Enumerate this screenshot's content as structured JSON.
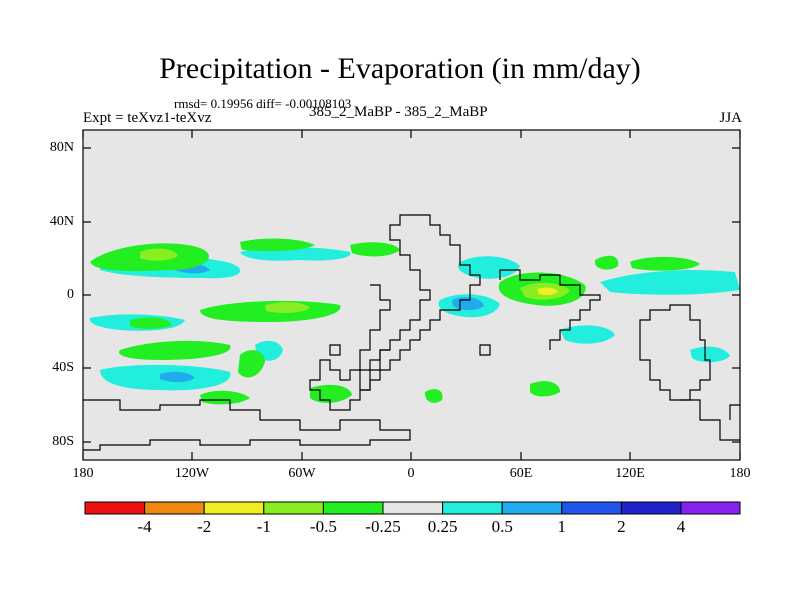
{
  "title": "Precipitation - Evaporation (in mm/day)",
  "stats": "rmsd= 0.19956 diff= -0.00108103",
  "expt_label": "Expt = teXvz1-teXvz",
  "case_label": "385_2_MaBP - 385_2_MaBP",
  "season": "JJA",
  "colors": {
    "background_fill": "#e6e6e6",
    "land_outline": "#000000",
    "green": "#22ee22",
    "light_green": "#88ee22",
    "yellow": "#eeee22",
    "cyan": "#22eedd",
    "light_blue": "#22aaee"
  },
  "map": {
    "y_axis_labels": [
      "80N",
      "40N",
      "0",
      "40S",
      "80S"
    ],
    "x_axis_labels": [
      "180",
      "120W",
      "60W",
      "0",
      "60E",
      "120E",
      "180"
    ]
  },
  "colorbar": {
    "colors": [
      "#ee1111",
      "#ee8811",
      "#eeee22",
      "#88ee22",
      "#22ee22",
      "#e6e6e6",
      "#22eedd",
      "#22aaee",
      "#2255ee",
      "#2222cc",
      "#8822ee"
    ],
    "labels": [
      "-4",
      "-2",
      "-1",
      "-0.5",
      "-0.25",
      "0.25",
      "0.5",
      "1",
      "2",
      "4"
    ]
  }
}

Exercise: Reproduce every record above exactly, omitting the pictures.

Complete answer:
Enumerate this screenshot's content as structured JSON.
{
  "title": "Precipitation - Evaporation (in mm/day)",
  "stats": "rmsd= 0.19956 diff= -0.00108103",
  "expt_label": "Expt = teXvz1-teXvz",
  "case_label": "385_2_MaBP - 385_2_MaBP",
  "season": "JJA",
  "colors": {
    "background_fill": "#e6e6e6",
    "land_outline": "#000000",
    "green": "#22ee22",
    "light_green": "#88ee22",
    "yellow": "#eeee22",
    "cyan": "#22eedd",
    "light_blue": "#22aaee"
  },
  "map": {
    "y_axis_labels": [
      "80N",
      "40N",
      "0",
      "40S",
      "80S"
    ],
    "x_axis_labels": [
      "180",
      "120W",
      "60W",
      "0",
      "60E",
      "120E",
      "180"
    ]
  },
  "colorbar": {
    "colors": [
      "#ee1111",
      "#ee8811",
      "#eeee22",
      "#88ee22",
      "#22ee22",
      "#e6e6e6",
      "#22eedd",
      "#22aaee",
      "#2255ee",
      "#2222cc",
      "#8822ee"
    ],
    "labels": [
      "-4",
      "-2",
      "-1",
      "-0.5",
      "-0.25",
      "0.25",
      "0.5",
      "1",
      "2",
      "4"
    ]
  }
}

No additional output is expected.